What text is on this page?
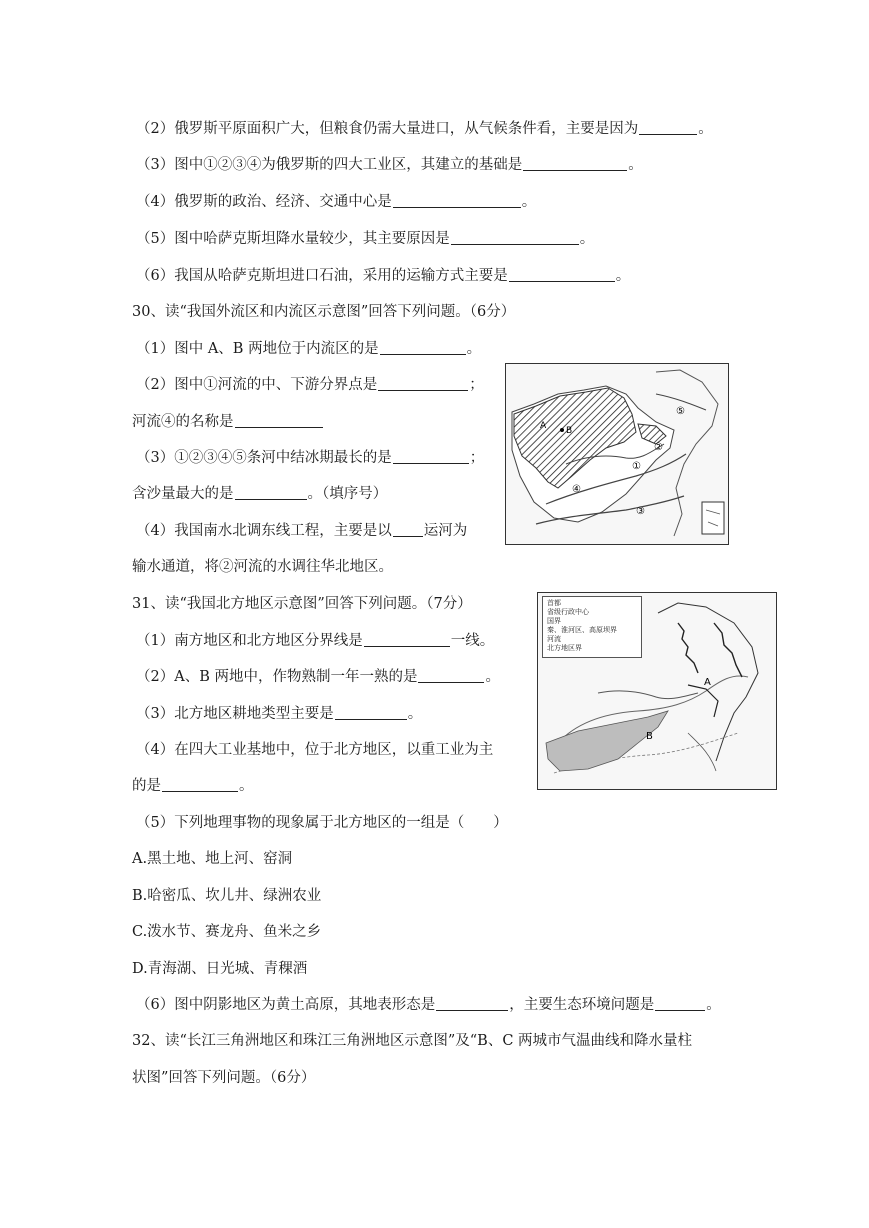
（2）俄罗斯平原面积广大，但粮食仍需大量进口，从气候条件看，主要是因为	。
（3）图中①②③④为俄罗斯的四大工业区，其建立的基础是	。
（4）俄罗斯的政治、经济、交通中心是	。
（5）图中哈萨克斯坦降水量较少，其主要原因是	。
（6）我国从哈萨克斯坦进口石油，采用的运输方式主要是	。
30、读“我国外流区和内流区示意图”回答下列问题。（6分）
（1）图中 A、B 两地位于内流区的是	。
（2）图中①河流的中、下游分界点是	；
河流④的名称是
（3）①②③④⑤条河中结冰期最长的是	；
含沙量最大的是	。（填序号）
（4）我国南水北调东线工程，主要是以 运河为
输水通道，将②河流的水调往华北地区。
A B
①
②
③
④
⑤
31、读“我国北方地区示意图”回答下列问题。（7分）
（1）南方地区和北方地区分界线是	一线。
（2）A、B 两地中，作物熟制一年一熟的是	。
（3）北方地区耕地类型主要是	。
（4）在四大工业基地中，位于北方地区，以重工业为主
的是	。
（5）下列地理事物的现象属于北方地区的一组是（　　）
A.黑土地、地上河、窑洞
B.哈密瓜、坎儿井、绿洲农业
C.泼水节、赛龙舟、鱼米之乡
D.青海湖、日光城、青稞酒
（6）图中阴影地区为黄土高原，其地表形态是	，主要生态环境问题是	。
A
B
首都
省级行政中心
国界
秦、淮河区、高原坝界
河流
北方地区界
32、读“长江三角洲地区和珠江三角洲地区示意图”及“B、C 两城市气温曲线和降水量柱
状图”回答下列问题。（6分）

• The problem
Return every line above that contains the word "回答下列问题".

• Full response
30、读“我国外流区和内流区示意图”回答下列问题。（6分）
31、读“我国北方地区示意图”回答下列问题。（7分）
状图”回答下列问题。（6分）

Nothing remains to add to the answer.